START

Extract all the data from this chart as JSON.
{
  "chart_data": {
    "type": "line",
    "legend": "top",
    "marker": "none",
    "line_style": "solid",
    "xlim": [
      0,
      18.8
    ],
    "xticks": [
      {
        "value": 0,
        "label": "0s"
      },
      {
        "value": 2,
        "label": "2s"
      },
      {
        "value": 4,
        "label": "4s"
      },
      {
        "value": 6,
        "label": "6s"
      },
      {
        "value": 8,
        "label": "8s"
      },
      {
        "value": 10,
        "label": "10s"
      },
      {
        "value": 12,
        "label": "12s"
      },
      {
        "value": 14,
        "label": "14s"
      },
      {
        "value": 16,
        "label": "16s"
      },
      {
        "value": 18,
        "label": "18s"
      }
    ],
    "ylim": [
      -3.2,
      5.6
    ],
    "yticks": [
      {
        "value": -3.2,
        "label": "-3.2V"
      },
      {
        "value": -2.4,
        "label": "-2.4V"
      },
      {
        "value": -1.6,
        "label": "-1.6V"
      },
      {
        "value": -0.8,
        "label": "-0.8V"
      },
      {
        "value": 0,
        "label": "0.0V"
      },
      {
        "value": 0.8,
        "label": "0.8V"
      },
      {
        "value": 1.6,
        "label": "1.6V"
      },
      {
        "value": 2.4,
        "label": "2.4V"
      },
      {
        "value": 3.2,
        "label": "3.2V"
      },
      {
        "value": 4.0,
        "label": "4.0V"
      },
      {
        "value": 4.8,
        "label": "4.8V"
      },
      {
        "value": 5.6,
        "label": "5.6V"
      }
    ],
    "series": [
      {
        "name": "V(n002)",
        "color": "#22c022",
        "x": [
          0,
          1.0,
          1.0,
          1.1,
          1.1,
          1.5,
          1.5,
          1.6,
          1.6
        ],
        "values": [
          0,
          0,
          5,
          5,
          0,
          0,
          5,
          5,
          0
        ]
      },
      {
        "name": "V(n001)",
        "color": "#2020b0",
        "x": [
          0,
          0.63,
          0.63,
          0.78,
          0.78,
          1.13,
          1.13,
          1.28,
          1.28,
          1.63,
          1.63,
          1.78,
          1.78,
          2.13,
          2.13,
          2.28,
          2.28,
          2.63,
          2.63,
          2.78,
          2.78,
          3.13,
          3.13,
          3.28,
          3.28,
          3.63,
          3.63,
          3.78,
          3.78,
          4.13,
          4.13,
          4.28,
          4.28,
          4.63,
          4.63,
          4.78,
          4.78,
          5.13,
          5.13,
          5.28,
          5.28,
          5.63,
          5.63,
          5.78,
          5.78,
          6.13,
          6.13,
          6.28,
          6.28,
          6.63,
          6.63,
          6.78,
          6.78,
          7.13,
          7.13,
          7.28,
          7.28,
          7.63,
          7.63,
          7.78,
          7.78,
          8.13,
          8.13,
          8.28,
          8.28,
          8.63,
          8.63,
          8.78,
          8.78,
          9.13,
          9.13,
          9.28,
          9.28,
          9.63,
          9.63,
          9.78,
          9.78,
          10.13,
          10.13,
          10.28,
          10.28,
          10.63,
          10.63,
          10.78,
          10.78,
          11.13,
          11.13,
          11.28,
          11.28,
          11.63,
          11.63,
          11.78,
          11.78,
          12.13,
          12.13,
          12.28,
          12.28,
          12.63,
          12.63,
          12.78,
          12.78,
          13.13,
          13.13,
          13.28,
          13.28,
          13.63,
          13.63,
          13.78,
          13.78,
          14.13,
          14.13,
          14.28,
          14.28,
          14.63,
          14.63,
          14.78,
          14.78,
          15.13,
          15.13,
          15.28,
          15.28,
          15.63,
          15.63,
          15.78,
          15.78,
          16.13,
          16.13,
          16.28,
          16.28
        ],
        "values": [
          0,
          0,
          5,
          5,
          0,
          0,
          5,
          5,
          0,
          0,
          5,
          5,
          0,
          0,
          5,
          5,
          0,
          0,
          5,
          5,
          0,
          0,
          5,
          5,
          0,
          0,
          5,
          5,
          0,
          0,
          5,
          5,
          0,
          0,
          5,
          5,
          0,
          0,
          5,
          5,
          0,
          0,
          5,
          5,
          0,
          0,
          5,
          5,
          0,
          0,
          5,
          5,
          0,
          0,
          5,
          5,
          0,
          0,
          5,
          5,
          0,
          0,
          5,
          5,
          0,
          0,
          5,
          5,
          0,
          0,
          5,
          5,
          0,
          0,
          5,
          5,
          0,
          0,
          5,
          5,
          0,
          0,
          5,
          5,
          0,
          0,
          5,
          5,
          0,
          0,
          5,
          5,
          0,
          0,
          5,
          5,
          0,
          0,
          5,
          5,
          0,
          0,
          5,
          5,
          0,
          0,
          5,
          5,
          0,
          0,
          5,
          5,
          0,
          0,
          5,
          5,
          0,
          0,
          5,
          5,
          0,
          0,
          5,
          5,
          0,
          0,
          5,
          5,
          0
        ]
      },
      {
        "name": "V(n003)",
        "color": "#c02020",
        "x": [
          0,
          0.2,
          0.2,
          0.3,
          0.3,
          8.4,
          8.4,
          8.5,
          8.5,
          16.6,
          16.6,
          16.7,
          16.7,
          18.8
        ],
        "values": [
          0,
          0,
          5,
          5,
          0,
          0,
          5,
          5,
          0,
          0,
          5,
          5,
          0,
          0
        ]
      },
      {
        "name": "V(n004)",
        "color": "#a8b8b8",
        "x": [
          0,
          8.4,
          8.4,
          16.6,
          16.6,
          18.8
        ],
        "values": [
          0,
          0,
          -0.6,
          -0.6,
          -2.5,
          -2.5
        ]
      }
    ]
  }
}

END

*Goal*:
Exactly reproduce the material above.

*Exercise output*:
Extract all the data from this chart as JSON.
{
  "chart_data": {
    "type": "line",
    "legend": "top",
    "marker": "none",
    "line_style": "solid",
    "xlim": [
      0,
      18.8
    ],
    "xticks": [
      {
        "value": 0,
        "label": "0s"
      },
      {
        "value": 2,
        "label": "2s"
      },
      {
        "value": 4,
        "label": "4s"
      },
      {
        "value": 6,
        "label": "6s"
      },
      {
        "value": 8,
        "label": "8s"
      },
      {
        "value": 10,
        "label": "10s"
      },
      {
        "value": 12,
        "label": "12s"
      },
      {
        "value": 14,
        "label": "14s"
      },
      {
        "value": 16,
        "label": "16s"
      },
      {
        "value": 18,
        "label": "18s"
      }
    ],
    "ylim": [
      -3.2,
      5.6
    ],
    "yticks": [
      {
        "value": -3.2,
        "label": "-3.2V"
      },
      {
        "value": -2.4,
        "label": "-2.4V"
      },
      {
        "value": -1.6,
        "label": "-1.6V"
      },
      {
        "value": -0.8,
        "label": "-0.8V"
      },
      {
        "value": 0,
        "label": "0.0V"
      },
      {
        "value": 0.8,
        "label": "0.8V"
      },
      {
        "value": 1.6,
        "label": "1.6V"
      },
      {
        "value": 2.4,
        "label": "2.4V"
      },
      {
        "value": 3.2,
        "label": "3.2V"
      },
      {
        "value": 4.0,
        "label": "4.0V"
      },
      {
        "value": 4.8,
        "label": "4.8V"
      },
      {
        "value": 5.6,
        "label": "5.6V"
      }
    ],
    "series": [
      {
        "name": "V(n002)",
        "color": "#22c022",
        "x": [
          0,
          1.0,
          1.0,
          1.1,
          1.1,
          1.5,
          1.5,
          1.6,
          1.6
        ],
        "values": [
          0,
          0,
          5,
          5,
          0,
          0,
          5,
          5,
          0
        ]
      },
      {
        "name": "V(n001)",
        "color": "#2020b0",
        "x": [
          0,
          0.63,
          0.63,
          0.78,
          0.78,
          1.13,
          1.13,
          1.28,
          1.28,
          1.63,
          1.63,
          1.78,
          1.78,
          2.13,
          2.13,
          2.28,
          2.28,
          2.63,
          2.63,
          2.78,
          2.78,
          3.13,
          3.13,
          3.28,
          3.28,
          3.63,
          3.63,
          3.78,
          3.78,
          4.13,
          4.13,
          4.28,
          4.28,
          4.63,
          4.63,
          4.78,
          4.78,
          5.13,
          5.13,
          5.28,
          5.28,
          5.63,
          5.63,
          5.78,
          5.78,
          6.13,
          6.13,
          6.28,
          6.28,
          6.63,
          6.63,
          6.78,
          6.78,
          7.13,
          7.13,
          7.28,
          7.28,
          7.63,
          7.63,
          7.78,
          7.78,
          8.13,
          8.13,
          8.28,
          8.28,
          8.63,
          8.63,
          8.78,
          8.78,
          9.13,
          9.13,
          9.28,
          9.28,
          9.63,
          9.63,
          9.78,
          9.78,
          10.13,
          10.13,
          10.28,
          10.28,
          10.63,
          10.63,
          10.78,
          10.78,
          11.13,
          11.13,
          11.28,
          11.28,
          11.63,
          11.63,
          11.78,
          11.78,
          12.13,
          12.13,
          12.28,
          12.28,
          12.63,
          12.63,
          12.78,
          12.78,
          13.13,
          13.13,
          13.28,
          13.28,
          13.63,
          13.63,
          13.78,
          13.78,
          14.13,
          14.13,
          14.28,
          14.28,
          14.63,
          14.63,
          14.78,
          14.78,
          15.13,
          15.13,
          15.28,
          15.28,
          15.63,
          15.63,
          15.78,
          15.78,
          16.13,
          16.13,
          16.28,
          16.28
        ],
        "values": [
          0,
          0,
          5,
          5,
          0,
          0,
          5,
          5,
          0,
          0,
          5,
          5,
          0,
          0,
          5,
          5,
          0,
          0,
          5,
          5,
          0,
          0,
          5,
          5,
          0,
          0,
          5,
          5,
          0,
          0,
          5,
          5,
          0,
          0,
          5,
          5,
          0,
          0,
          5,
          5,
          0,
          0,
          5,
          5,
          0,
          0,
          5,
          5,
          0,
          0,
          5,
          5,
          0,
          0,
          5,
          5,
          0,
          0,
          5,
          5,
          0,
          0,
          5,
          5,
          0,
          0,
          5,
          5,
          0,
          0,
          5,
          5,
          0,
          0,
          5,
          5,
          0,
          0,
          5,
          5,
          0,
          0,
          5,
          5,
          0,
          0,
          5,
          5,
          0,
          0,
          5,
          5,
          0,
          0,
          5,
          5,
          0,
          0,
          5,
          5,
          0,
          0,
          5,
          5,
          0,
          0,
          5,
          5,
          0,
          0,
          5,
          5,
          0,
          0,
          5,
          5,
          0,
          0,
          5,
          5,
          0,
          0,
          5,
          5,
          0,
          0,
          5,
          5,
          0
        ]
      },
      {
        "name": "V(n003)",
        "color": "#c02020",
        "x": [
          0,
          0.2,
          0.2,
          0.3,
          0.3,
          8.4,
          8.4,
          8.5,
          8.5,
          16.6,
          16.6,
          16.7,
          16.7,
          18.8
        ],
        "values": [
          0,
          0,
          5,
          5,
          0,
          0,
          5,
          5,
          0,
          0,
          5,
          5,
          0,
          0
        ]
      },
      {
        "name": "V(n004)",
        "color": "#a8b8b8",
        "x": [
          0,
          8.4,
          8.4,
          16.6,
          16.6,
          18.8
        ],
        "values": [
          0,
          0,
          -0.6,
          -0.6,
          -2.5,
          -2.5
        ]
      }
    ]
  }
}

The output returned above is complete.